# START OF SUPPLIED DATA
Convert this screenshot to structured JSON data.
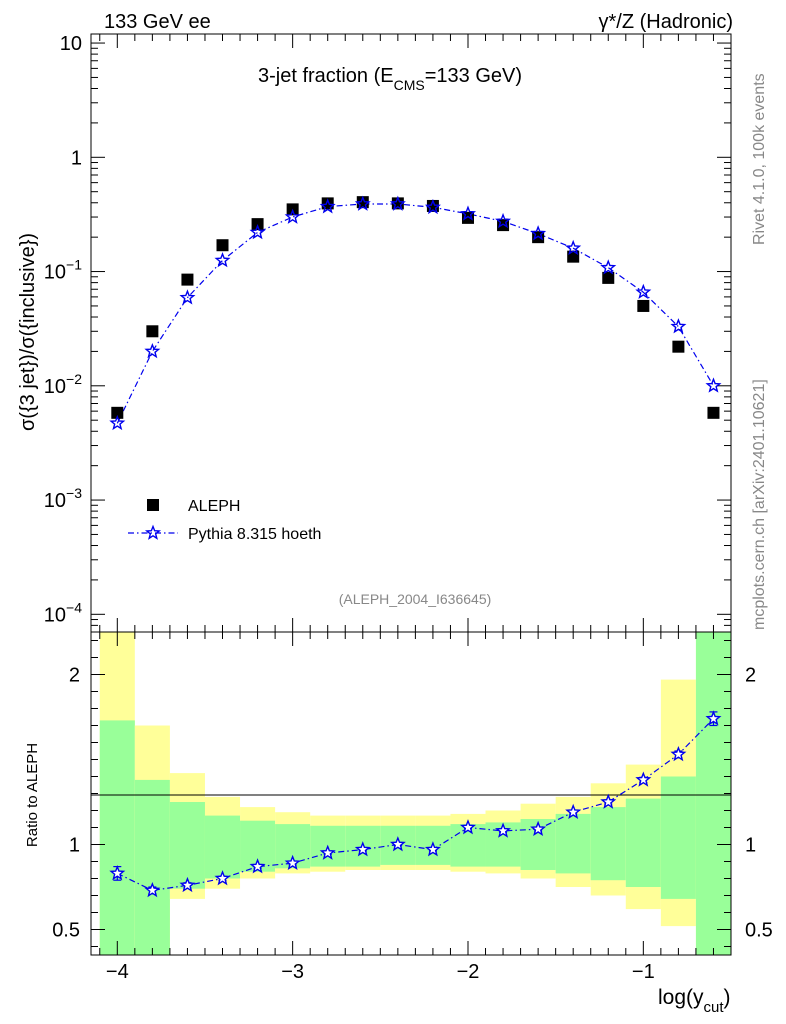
{
  "header": {
    "left": "133 GeV ee",
    "right": "γ*/Z (Hadronic)"
  },
  "side": {
    "rivet": "Rivet 4.1.0,  100k events",
    "mcplots": "mcplots.cern.ch [arXiv:2401.10621]"
  },
  "chart_data": {
    "type": "scatter",
    "title_prefix": "3-jet fraction (E",
    "title_sub": "CMS",
    "title_suffix": "=133 GeV)",
    "analysis_tag": "(ALEPH_2004_I636645)",
    "xlabel_main": "log(y",
    "xlabel_sub": "cut",
    "xlabel_close": ")",
    "ylabel": "σ({3 jet})/σ({inclusive})",
    "ratio_ylabel": "Ratio to ALEPH",
    "xlim": [
      -4.15,
      -0.5
    ],
    "ylim": [
      7e-05,
      12
    ],
    "ratio_ylim": [
      0.35,
      2.25
    ],
    "yscale": "log",
    "x_ticks": [
      {
        "value": -4,
        "label": "−4"
      },
      {
        "value": -3,
        "label": "−3"
      },
      {
        "value": -2,
        "label": "−2"
      },
      {
        "value": -1,
        "label": "−1"
      }
    ],
    "y_ticks": [
      {
        "value": 10,
        "base": "10",
        "exp": ""
      },
      {
        "value": 1,
        "base": "1",
        "exp": ""
      },
      {
        "value": 0.1,
        "base": "10",
        "exp": "−1"
      },
      {
        "value": 0.01,
        "base": "10",
        "exp": "−2"
      },
      {
        "value": 0.001,
        "base": "10",
        "exp": "−3"
      },
      {
        "value": 0.0001,
        "base": "10",
        "exp": "−4"
      }
    ],
    "ratio_ticks": [
      {
        "value": 2,
        "label": "2"
      },
      {
        "value": 1,
        "label": "1"
      },
      {
        "value": 0.5,
        "label": "0.5"
      }
    ],
    "x": [
      -4.0,
      -3.8,
      -3.6,
      -3.4,
      -3.2,
      -3.0,
      -2.8,
      -2.6,
      -2.4,
      -2.2,
      -2.0,
      -1.8,
      -1.6,
      -1.4,
      -1.2,
      -1.0,
      -0.8,
      -0.6
    ],
    "bin_edges": [
      -4.1,
      -3.9,
      -3.7,
      -3.5,
      -3.3,
      -3.1,
      -2.9,
      -2.7,
      -2.5,
      -2.3,
      -2.1,
      -1.9,
      -1.7,
      -1.5,
      -1.3,
      -1.1,
      -0.9,
      -0.7,
      -0.5
    ],
    "series": [
      {
        "name": "ALEPH",
        "marker": "square",
        "color": "#000000",
        "values": [
          0.0058,
          0.03,
          0.085,
          0.17,
          0.26,
          0.35,
          0.395,
          0.405,
          0.395,
          0.375,
          0.295,
          0.255,
          0.2,
          0.135,
          0.088,
          0.05,
          0.022,
          0.0058
        ]
      },
      {
        "name": "Pythia 8.315 hoeth",
        "marker": "star",
        "color": "#0000ee",
        "values": [
          0.0047,
          0.02,
          0.059,
          0.125,
          0.22,
          0.3,
          0.37,
          0.39,
          0.39,
          0.365,
          0.32,
          0.275,
          0.215,
          0.16,
          0.108,
          0.066,
          0.033,
          0.01
        ]
      }
    ],
    "ratio": {
      "values": [
        0.83,
        0.73,
        0.76,
        0.8,
        0.87,
        0.89,
        0.95,
        0.97,
        1.0,
        0.97,
        1.1,
        1.08,
        1.09,
        1.19,
        1.25,
        1.38,
        1.53,
        1.74
      ],
      "errors": [
        0.04,
        0.02,
        0.015,
        0.012,
        0.01,
        0.01,
        0.008,
        0.008,
        0.008,
        0.008,
        0.008,
        0.008,
        0.01,
        0.01,
        0.012,
        0.015,
        0.02,
        0.04
      ],
      "green_lo": [
        0.35,
        0.35,
        0.74,
        0.8,
        0.84,
        0.86,
        0.87,
        0.87,
        0.88,
        0.88,
        0.87,
        0.87,
        0.85,
        0.83,
        0.79,
        0.75,
        0.68,
        0.35
      ],
      "green_hi": [
        1.73,
        1.38,
        1.25,
        1.17,
        1.14,
        1.12,
        1.11,
        1.11,
        1.11,
        1.11,
        1.12,
        1.13,
        1.15,
        1.18,
        1.22,
        1.27,
        1.4,
        2.25
      ],
      "yellow_lo": [
        0.35,
        0.35,
        0.68,
        0.74,
        0.8,
        0.83,
        0.84,
        0.85,
        0.85,
        0.85,
        0.84,
        0.83,
        0.8,
        0.75,
        0.7,
        0.62,
        0.52,
        0.35
      ],
      "yellow_hi": [
        2.25,
        1.7,
        1.42,
        1.28,
        1.22,
        1.19,
        1.17,
        1.17,
        1.17,
        1.17,
        1.18,
        1.2,
        1.24,
        1.28,
        1.36,
        1.47,
        1.97,
        2.25
      ]
    },
    "band_colors": {
      "green": "#99ff99",
      "yellow": "#ffff99"
    },
    "legend_position": "bottom-left"
  }
}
# END OF SUPPLIED DATA
**WHAT YOU ARE ASKED TO DO**
Leave out every picture and copy the rest of the records exactly.

**REPLY TO THE TASK**
Convert this screenshot to structured JSON data.
{
  "header": {
    "left": "133 GeV ee",
    "right": "γ*/Z (Hadronic)"
  },
  "side": {
    "rivet": "Rivet 4.1.0,  100k events",
    "mcplots": "mcplots.cern.ch [arXiv:2401.10621]"
  },
  "chart_data": {
    "type": "scatter",
    "title_prefix": "3-jet fraction (E",
    "title_sub": "CMS",
    "title_suffix": "=133 GeV)",
    "analysis_tag": "(ALEPH_2004_I636645)",
    "xlabel_main": "log(y",
    "xlabel_sub": "cut",
    "xlabel_close": ")",
    "ylabel": "σ({3 jet})/σ({inclusive})",
    "ratio_ylabel": "Ratio to ALEPH",
    "xlim": [
      -4.15,
      -0.5
    ],
    "ylim": [
      7e-05,
      12
    ],
    "ratio_ylim": [
      0.35,
      2.25
    ],
    "yscale": "log",
    "x_ticks": [
      {
        "value": -4,
        "label": "−4"
      },
      {
        "value": -3,
        "label": "−3"
      },
      {
        "value": -2,
        "label": "−2"
      },
      {
        "value": -1,
        "label": "−1"
      }
    ],
    "y_ticks": [
      {
        "value": 10,
        "base": "10",
        "exp": ""
      },
      {
        "value": 1,
        "base": "1",
        "exp": ""
      },
      {
        "value": 0.1,
        "base": "10",
        "exp": "−1"
      },
      {
        "value": 0.01,
        "base": "10",
        "exp": "−2"
      },
      {
        "value": 0.001,
        "base": "10",
        "exp": "−3"
      },
      {
        "value": 0.0001,
        "base": "10",
        "exp": "−4"
      }
    ],
    "ratio_ticks": [
      {
        "value": 2,
        "label": "2"
      },
      {
        "value": 1,
        "label": "1"
      },
      {
        "value": 0.5,
        "label": "0.5"
      }
    ],
    "x": [
      -4.0,
      -3.8,
      -3.6,
      -3.4,
      -3.2,
      -3.0,
      -2.8,
      -2.6,
      -2.4,
      -2.2,
      -2.0,
      -1.8,
      -1.6,
      -1.4,
      -1.2,
      -1.0,
      -0.8,
      -0.6
    ],
    "bin_edges": [
      -4.1,
      -3.9,
      -3.7,
      -3.5,
      -3.3,
      -3.1,
      -2.9,
      -2.7,
      -2.5,
      -2.3,
      -2.1,
      -1.9,
      -1.7,
      -1.5,
      -1.3,
      -1.1,
      -0.9,
      -0.7,
      -0.5
    ],
    "series": [
      {
        "name": "ALEPH",
        "marker": "square",
        "color": "#000000",
        "values": [
          0.0058,
          0.03,
          0.085,
          0.17,
          0.26,
          0.35,
          0.395,
          0.405,
          0.395,
          0.375,
          0.295,
          0.255,
          0.2,
          0.135,
          0.088,
          0.05,
          0.022,
          0.0058
        ]
      },
      {
        "name": "Pythia 8.315 hoeth",
        "marker": "star",
        "color": "#0000ee",
        "values": [
          0.0047,
          0.02,
          0.059,
          0.125,
          0.22,
          0.3,
          0.37,
          0.39,
          0.39,
          0.365,
          0.32,
          0.275,
          0.215,
          0.16,
          0.108,
          0.066,
          0.033,
          0.01
        ]
      }
    ],
    "ratio": {
      "values": [
        0.83,
        0.73,
        0.76,
        0.8,
        0.87,
        0.89,
        0.95,
        0.97,
        1.0,
        0.97,
        1.1,
        1.08,
        1.09,
        1.19,
        1.25,
        1.38,
        1.53,
        1.74
      ],
      "errors": [
        0.04,
        0.02,
        0.015,
        0.012,
        0.01,
        0.01,
        0.008,
        0.008,
        0.008,
        0.008,
        0.008,
        0.008,
        0.01,
        0.01,
        0.012,
        0.015,
        0.02,
        0.04
      ],
      "green_lo": [
        0.35,
        0.35,
        0.74,
        0.8,
        0.84,
        0.86,
        0.87,
        0.87,
        0.88,
        0.88,
        0.87,
        0.87,
        0.85,
        0.83,
        0.79,
        0.75,
        0.68,
        0.35
      ],
      "green_hi": [
        1.73,
        1.38,
        1.25,
        1.17,
        1.14,
        1.12,
        1.11,
        1.11,
        1.11,
        1.11,
        1.12,
        1.13,
        1.15,
        1.18,
        1.22,
        1.27,
        1.4,
        2.25
      ],
      "yellow_lo": [
        0.35,
        0.35,
        0.68,
        0.74,
        0.8,
        0.83,
        0.84,
        0.85,
        0.85,
        0.85,
        0.84,
        0.83,
        0.8,
        0.75,
        0.7,
        0.62,
        0.52,
        0.35
      ],
      "yellow_hi": [
        2.25,
        1.7,
        1.42,
        1.28,
        1.22,
        1.19,
        1.17,
        1.17,
        1.17,
        1.17,
        1.18,
        1.2,
        1.24,
        1.28,
        1.36,
        1.47,
        1.97,
        2.25
      ]
    },
    "band_colors": {
      "green": "#99ff99",
      "yellow": "#ffff99"
    },
    "legend_position": "bottom-left"
  }
}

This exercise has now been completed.